■ TO DO
Can you write out all of the material below, word for word?

%%

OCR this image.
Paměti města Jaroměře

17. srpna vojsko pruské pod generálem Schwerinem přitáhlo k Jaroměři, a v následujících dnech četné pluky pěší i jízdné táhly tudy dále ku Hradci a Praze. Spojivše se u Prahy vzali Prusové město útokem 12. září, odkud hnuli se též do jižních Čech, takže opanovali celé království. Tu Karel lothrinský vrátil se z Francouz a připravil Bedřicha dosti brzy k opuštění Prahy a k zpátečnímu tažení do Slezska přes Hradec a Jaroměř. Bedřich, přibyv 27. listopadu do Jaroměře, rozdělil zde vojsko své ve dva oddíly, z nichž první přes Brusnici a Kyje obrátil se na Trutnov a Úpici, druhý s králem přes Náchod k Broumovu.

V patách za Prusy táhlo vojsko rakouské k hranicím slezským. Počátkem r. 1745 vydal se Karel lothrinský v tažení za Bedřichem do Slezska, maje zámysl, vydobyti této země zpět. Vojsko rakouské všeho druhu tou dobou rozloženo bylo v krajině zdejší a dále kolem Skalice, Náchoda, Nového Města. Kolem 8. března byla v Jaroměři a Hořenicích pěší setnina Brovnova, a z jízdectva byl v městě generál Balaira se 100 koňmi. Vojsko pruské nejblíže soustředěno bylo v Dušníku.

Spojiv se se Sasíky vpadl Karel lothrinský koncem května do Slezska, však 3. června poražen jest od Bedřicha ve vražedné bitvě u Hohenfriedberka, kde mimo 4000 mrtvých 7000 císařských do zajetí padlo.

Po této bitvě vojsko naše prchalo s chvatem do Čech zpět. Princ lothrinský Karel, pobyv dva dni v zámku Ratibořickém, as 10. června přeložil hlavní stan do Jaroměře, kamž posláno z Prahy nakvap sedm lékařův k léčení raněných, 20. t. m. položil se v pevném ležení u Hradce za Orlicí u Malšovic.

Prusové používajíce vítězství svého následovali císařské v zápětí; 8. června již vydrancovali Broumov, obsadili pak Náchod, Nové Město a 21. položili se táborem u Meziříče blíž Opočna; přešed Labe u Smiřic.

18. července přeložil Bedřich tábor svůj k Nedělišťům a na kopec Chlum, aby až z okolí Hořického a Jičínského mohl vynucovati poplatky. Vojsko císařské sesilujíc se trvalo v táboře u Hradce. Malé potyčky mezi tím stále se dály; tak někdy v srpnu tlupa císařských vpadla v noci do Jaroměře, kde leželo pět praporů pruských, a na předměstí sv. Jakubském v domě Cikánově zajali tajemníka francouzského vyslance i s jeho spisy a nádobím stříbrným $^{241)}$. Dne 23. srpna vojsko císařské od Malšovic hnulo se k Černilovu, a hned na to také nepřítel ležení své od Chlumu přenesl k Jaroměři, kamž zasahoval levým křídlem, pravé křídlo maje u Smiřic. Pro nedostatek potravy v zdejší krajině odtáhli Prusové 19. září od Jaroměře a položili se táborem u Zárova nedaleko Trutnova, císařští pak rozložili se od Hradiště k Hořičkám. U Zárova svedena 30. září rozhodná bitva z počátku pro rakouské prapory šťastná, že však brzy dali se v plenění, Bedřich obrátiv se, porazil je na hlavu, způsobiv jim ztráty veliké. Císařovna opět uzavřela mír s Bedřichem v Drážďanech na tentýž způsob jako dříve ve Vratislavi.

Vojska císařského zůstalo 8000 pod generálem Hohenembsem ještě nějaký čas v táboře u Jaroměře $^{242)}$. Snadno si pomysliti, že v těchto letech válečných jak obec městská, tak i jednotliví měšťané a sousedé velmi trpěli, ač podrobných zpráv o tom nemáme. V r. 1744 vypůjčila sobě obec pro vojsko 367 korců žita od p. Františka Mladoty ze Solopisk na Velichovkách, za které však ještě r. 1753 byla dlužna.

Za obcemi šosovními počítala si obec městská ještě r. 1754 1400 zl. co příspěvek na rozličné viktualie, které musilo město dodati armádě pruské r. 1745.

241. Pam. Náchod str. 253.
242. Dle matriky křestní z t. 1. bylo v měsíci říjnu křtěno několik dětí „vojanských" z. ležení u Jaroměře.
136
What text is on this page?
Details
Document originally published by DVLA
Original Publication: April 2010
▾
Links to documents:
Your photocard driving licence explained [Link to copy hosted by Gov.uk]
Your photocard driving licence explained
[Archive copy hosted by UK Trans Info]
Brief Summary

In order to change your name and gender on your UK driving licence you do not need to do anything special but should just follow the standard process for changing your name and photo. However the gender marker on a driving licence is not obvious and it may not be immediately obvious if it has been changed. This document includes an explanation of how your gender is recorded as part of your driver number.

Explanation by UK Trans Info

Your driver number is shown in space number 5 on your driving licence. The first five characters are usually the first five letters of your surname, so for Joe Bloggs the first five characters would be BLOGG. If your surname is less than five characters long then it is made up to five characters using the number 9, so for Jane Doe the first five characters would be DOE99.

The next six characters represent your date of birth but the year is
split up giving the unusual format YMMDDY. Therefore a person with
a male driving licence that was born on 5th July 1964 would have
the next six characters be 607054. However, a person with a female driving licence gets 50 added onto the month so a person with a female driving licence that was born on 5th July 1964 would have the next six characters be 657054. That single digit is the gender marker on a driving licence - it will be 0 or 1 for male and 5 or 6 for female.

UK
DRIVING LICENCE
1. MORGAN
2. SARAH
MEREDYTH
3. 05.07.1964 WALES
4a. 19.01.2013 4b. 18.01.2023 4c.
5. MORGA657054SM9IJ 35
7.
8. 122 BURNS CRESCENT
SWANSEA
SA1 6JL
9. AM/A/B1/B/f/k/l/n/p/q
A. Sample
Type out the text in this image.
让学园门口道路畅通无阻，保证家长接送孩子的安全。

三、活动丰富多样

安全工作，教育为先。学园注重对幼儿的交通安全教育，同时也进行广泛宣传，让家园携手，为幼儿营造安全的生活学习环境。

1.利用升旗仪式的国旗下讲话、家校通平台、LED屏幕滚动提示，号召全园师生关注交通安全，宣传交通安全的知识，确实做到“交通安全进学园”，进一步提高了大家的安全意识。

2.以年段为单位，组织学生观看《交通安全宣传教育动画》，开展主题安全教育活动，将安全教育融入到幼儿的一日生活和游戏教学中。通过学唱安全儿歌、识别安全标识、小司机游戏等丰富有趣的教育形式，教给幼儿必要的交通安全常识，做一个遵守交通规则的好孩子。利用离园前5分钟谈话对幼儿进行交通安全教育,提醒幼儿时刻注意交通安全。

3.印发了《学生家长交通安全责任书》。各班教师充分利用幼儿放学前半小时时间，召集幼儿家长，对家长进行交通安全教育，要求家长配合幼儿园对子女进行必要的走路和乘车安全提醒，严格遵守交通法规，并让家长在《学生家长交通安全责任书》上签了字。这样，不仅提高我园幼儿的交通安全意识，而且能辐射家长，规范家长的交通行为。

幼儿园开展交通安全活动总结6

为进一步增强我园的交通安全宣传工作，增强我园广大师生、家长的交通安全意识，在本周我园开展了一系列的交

%%

■ FINISHED ANSWER
OCR this image.
Paměti města Jaroměře

17. srpna vojsko pruské pod generálem Schwerinem přitáhlo k Jaroměři, a v následujících dnech četné pluky pěší i jízdné táhly tudy dále ku Hradci a Praze. Spojivše se u Prahy vzali Prusové město útokem 12. září, odkud hnuli se též do jižních Čech, takže opanovali celé království. Tu Karel lothrinský vrátil se z Francouz a připravil Bedřicha dosti brzy k opuštění Prahy a k zpátečnímu tažení do Slezska přes Hradec a Jaroměř. Bedřich, přibyv 27. listopadu do Jaroměře, rozdělil zde vojsko své ve dva oddíly, z nichž první přes Brusnici a Kyje obrátil se na Trutnov a Úpici, druhý s králem přes Náchod k Broumovu.

V patách za Prusy táhlo vojsko rakouské k hranicím slezským. Počátkem r. 1745 vydal se Karel lothrinský v tažení za Bedřichem do Slezska, maje zámysl, vydobyti této země zpět. Vojsko rakouské všeho druhu tou dobou rozloženo bylo v krajině zdejší a dále kolem Skalice, Náchoda, Nového Města. Kolem 8. března byla v Jaroměři a Hořenicích pěší setnina Brovnova, a z jízdectva byl v městě generál Balaira se 100 koňmi. Vojsko pruské nejblíže soustředěno bylo v Dušníku.

Spojiv se se Sasíky vpadl Karel lothrinský koncem května do Slezska, však 3. června poražen jest od Bedřicha ve vražedné bitvě u Hohenfriedberka, kde mimo 4000 mrtvých 7000 císařských do zajetí padlo.

Po této bitvě vojsko naše prchalo s chvatem do Čech zpět. Princ lothrinský Karel, pobyv dva dni v zámku Ratibořickém, as 10. června přeložil hlavní stan do Jaroměře, kamž posláno z Prahy nakvap sedm lékařův k léčení raněných, 20. t. m. položil se v pevném ležení u Hradce za Orlicí u Malšovic.

Prusové používajíce vítězství svého následovali císařské v zápětí; 8. června již vydrancovali Broumov, obsadili pak Náchod, Nové Město a 21. položili se táborem u Meziříče blíž Opočna; přešed Labe u Smiřic.

18. července přeložil Bedřich tábor svůj k Nedělišťům a na kopec Chlum, aby až z okolí Hořického a Jičínského mohl vynucovati poplatky. Vojsko císařské sesilujíc se trvalo v táboře u Hradce. Malé potyčky mezi tím stále se dály; tak někdy v srpnu tlupa císařských vpadla v noci do Jaroměře, kde leželo pět praporů pruských, a na předměstí sv. Jakubském v domě Cikánově zajali tajemníka francouzského vyslance i s jeho spisy a nádobím stříbrným $^{241)}$. Dne 23. srpna vojsko císařské od Malšovic hnulo se k Černilovu, a hned na to také nepřítel ležení své od Chlumu přenesl k Jaroměři, kamž zasahoval levým křídlem, pravé křídlo maje u Smiřic. Pro nedostatek potravy v zdejší krajině odtáhli Prusové 19. září od Jaroměře a položili se táborem u Zárova nedaleko Trutnova, císařští pak rozložili se od Hradiště k Hořičkám. U Zárova svedena 30. září rozhodná bitva z počátku pro rakouské prapory šťastná, že však brzy dali se v plenění, Bedřich obrátiv se, porazil je na hlavu, způsobiv jim ztráty veliké. Císařovna opět uzavřela mír s Bedřichem v Drážďanech na tentýž způsob jako dříve ve Vratislavi.

Vojska císařského zůstalo 8000 pod generálem Hohenembsem ještě nějaký čas v táboře u Jaroměře $^{242)}$. Snadno si pomysliti, že v těchto letech válečných jak obec městská, tak i jednotliví měšťané a sousedé velmi trpěli, ač podrobných zpráv o tom nemáme. V r. 1744 vypůjčila sobě obec pro vojsko 367 korců žita od p. Františka Mladoty ze Solopisk na Velichovkách, za které však ještě r. 1753 byla dlužna.

Za obcemi šosovními počítala si obec městská ještě r. 1754 1400 zl. co příspěvek na rozličné viktualie, které musilo město dodati armádě pruské r. 1745.

241. Pam. Náchod str. 253.
242. Dle matriky křestní z t. 1. bylo v měsíci říjnu křtěno několik dětí „vojanských" z. ležení u Jaroměře.
136
What text is on this page?
Details
Document originally published by DVLA
Original Publication: April 2010
▾
Links to documents:
Your photocard driving licence explained [Link to copy hosted by Gov.uk]
Your photocard driving licence explained
[Archive copy hosted by UK Trans Info]
Brief Summary

In order to change your name and gender on your UK driving licence you do not need to do anything special but should just follow the standard process for changing your name and photo. However the gender marker on a driving licence is not obvious and it may not be immediately obvious if it has been changed. This document includes an explanation of how your gender is recorded as part of your driver number.

Explanation by UK Trans Info

Your driver number is shown in space number 5 on your driving licence. The first five characters are usually the first five letters of your surname, so for Joe Bloggs the first five characters would be BLOGG. If your surname is less than five characters long then it is made up to five characters using the number 9, so for Jane Doe the first five characters would be DOE99.

The next six characters represent your date of birth but the year is
split up giving the unusual format YMMDDY. Therefore a person with
a male driving licence that was born on 5th July 1964 would have
the next six characters be 607054. However, a person with a female driving licence gets 50 added onto the month so a person with a female driving licence that was born on 5th July 1964 would have the next six characters be 657054. That single digit is the gender marker on a driving licence - it will be 0 or 1 for male and 5 or 6 for female.

UK
DRIVING LICENCE
1. MORGAN
2. SARAH
MEREDYTH
3. 05.07.1964 WALES
4a. 19.01.2013 4b. 18.01.2023 4c.
5. MORGA657054SM9IJ 35
7.
8. 122 BURNS CRESCENT
SWANSEA
SA1 6JL
9. AM/A/B1/B/f/k/l/n/p/q
A. Sample
Type out the text in this image.
让学园门口道路畅通无阻，保证家长接送孩子的安全。

三、活动丰富多样

安全工作，教育为先。学园注重对幼儿的交通安全教育，同时也进行广泛宣传，让家园携手，为幼儿营造安全的生活学习环境。

1.利用升旗仪式的国旗下讲话、家校通平台、LED屏幕滚动提示，号召全园师生关注交通安全，宣传交通安全的知识，确实做到“交通安全进学园”，进一步提高了大家的安全意识。

2.以年段为单位，组织学生观看《交通安全宣传教育动画》，开展主题安全教育活动，将安全教育融入到幼儿的一日生活和游戏教学中。通过学唱安全儿歌、识别安全标识、小司机游戏等丰富有趣的教育形式，教给幼儿必要的交通安全常识，做一个遵守交通规则的好孩子。利用离园前5分钟谈话对幼儿进行交通安全教育,提醒幼儿时刻注意交通安全。

3.印发了《学生家长交通安全责任书》。各班教师充分利用幼儿放学前半小时时间，召集幼儿家长，对家长进行交通安全教育，要求家长配合幼儿园对子女进行必要的走路和乘车安全提醒，严格遵守交通法规，并让家长在《学生家长交通安全责任书》上签了字。这样，不仅提高我园幼儿的交通安全意识，而且能辐射家长，规范家长的交通行为。

幼儿园开展交通安全活动总结6

为进一步增强我园的交通安全宣传工作，增强我园广大师生、家长的交通安全意识，在本周我园开展了一系列的交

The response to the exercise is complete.